### Short exercise
Select and reproduce each line of the listing below that bears the string "this".

## START Listed records

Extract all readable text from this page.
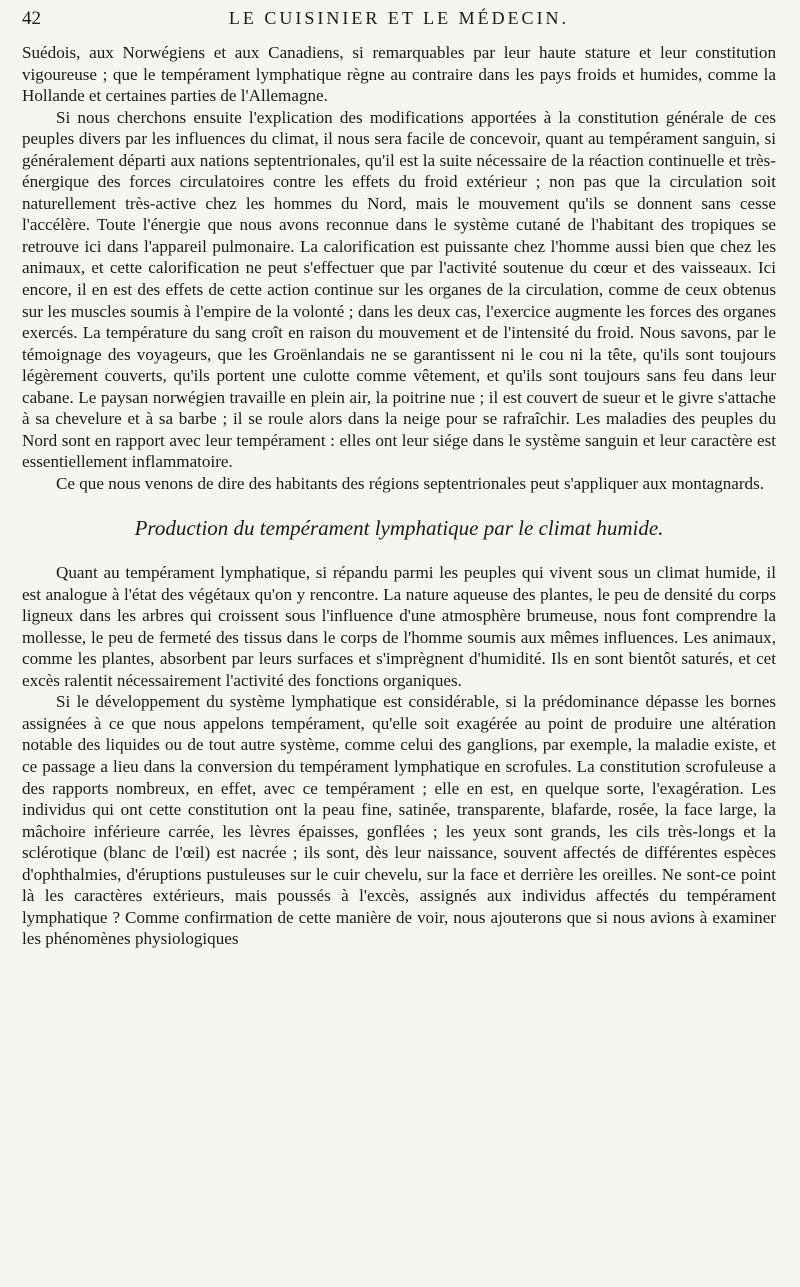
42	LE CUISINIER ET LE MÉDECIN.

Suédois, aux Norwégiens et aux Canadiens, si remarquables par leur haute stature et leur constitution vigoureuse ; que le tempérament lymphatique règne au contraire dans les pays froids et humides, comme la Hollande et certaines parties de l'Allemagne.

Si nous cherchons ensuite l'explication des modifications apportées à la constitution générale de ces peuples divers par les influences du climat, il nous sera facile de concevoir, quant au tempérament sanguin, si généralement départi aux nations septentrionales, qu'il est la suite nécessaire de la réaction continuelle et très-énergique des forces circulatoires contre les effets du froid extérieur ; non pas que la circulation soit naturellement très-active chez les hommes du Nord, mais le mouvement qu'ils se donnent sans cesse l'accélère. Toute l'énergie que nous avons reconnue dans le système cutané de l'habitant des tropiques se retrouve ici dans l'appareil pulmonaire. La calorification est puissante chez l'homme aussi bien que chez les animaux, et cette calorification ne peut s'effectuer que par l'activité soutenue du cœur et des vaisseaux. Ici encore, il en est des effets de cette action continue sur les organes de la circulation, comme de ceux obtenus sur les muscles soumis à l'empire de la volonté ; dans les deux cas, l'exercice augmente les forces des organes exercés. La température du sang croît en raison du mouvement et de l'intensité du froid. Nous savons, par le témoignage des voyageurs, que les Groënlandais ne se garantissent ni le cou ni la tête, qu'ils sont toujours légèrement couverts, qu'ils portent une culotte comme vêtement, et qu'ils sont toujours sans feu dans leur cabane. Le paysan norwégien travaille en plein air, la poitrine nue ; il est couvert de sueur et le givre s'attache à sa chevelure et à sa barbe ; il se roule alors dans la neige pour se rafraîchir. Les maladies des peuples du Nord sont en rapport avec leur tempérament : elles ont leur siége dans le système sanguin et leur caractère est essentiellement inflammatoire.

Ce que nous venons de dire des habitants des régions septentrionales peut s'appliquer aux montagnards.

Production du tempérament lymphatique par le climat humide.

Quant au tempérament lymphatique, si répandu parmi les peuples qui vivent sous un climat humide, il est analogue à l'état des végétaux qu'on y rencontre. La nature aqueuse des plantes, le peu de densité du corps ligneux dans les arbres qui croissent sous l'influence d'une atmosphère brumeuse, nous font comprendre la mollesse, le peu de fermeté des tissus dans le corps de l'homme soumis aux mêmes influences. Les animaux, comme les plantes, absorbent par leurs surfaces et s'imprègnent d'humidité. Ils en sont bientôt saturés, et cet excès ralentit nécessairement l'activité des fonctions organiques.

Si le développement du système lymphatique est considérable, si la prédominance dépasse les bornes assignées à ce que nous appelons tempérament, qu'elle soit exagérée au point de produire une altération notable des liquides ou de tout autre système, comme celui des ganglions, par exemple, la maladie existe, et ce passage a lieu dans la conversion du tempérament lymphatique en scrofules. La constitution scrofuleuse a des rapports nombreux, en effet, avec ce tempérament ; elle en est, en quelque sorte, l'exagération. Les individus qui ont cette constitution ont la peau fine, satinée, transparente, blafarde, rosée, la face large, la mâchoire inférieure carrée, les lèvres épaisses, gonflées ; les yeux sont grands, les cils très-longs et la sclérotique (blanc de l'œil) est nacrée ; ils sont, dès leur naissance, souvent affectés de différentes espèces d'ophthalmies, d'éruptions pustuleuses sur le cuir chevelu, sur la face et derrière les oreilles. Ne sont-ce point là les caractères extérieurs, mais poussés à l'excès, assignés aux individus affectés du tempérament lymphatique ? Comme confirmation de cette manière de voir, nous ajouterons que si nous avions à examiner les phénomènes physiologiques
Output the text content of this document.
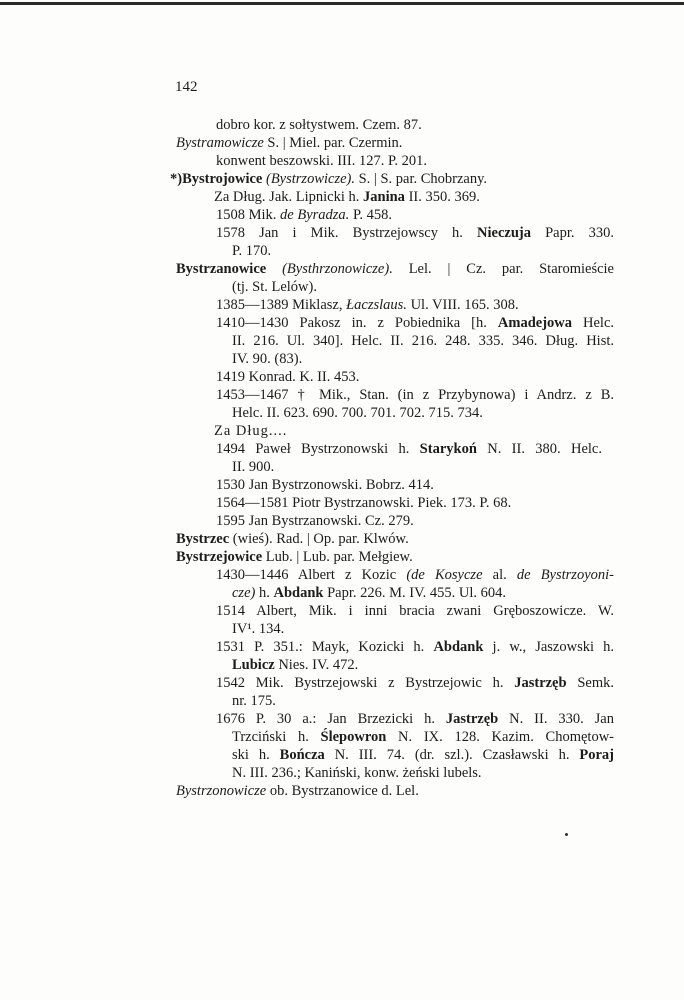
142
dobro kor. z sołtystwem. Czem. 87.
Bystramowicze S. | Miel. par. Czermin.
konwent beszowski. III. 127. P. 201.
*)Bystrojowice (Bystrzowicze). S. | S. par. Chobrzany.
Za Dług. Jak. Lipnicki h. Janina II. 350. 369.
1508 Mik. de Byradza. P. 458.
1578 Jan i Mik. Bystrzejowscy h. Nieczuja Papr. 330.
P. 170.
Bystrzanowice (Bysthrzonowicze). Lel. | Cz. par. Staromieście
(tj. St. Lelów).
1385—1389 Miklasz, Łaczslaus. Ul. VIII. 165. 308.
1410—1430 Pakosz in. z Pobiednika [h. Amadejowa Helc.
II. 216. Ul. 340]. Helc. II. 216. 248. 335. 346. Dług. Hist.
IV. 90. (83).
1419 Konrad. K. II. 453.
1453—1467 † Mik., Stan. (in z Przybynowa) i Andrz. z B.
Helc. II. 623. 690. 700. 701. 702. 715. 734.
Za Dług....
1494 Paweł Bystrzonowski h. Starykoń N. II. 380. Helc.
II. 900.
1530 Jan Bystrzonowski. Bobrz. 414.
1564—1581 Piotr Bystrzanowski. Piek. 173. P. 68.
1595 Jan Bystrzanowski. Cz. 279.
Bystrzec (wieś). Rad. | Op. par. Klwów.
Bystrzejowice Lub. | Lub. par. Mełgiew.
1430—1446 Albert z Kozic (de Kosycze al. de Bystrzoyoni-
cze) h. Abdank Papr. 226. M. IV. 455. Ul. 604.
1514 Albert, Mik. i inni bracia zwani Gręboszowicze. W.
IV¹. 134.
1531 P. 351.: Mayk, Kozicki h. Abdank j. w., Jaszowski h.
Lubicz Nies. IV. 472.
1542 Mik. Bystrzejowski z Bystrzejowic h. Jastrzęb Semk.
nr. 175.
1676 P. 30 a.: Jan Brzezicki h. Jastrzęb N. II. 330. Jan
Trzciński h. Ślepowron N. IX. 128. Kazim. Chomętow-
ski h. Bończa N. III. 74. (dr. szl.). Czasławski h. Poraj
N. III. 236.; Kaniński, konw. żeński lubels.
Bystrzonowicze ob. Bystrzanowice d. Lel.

## END Listed records

### Answer in full
Extract all readable text from this page.
Output the text content of this document.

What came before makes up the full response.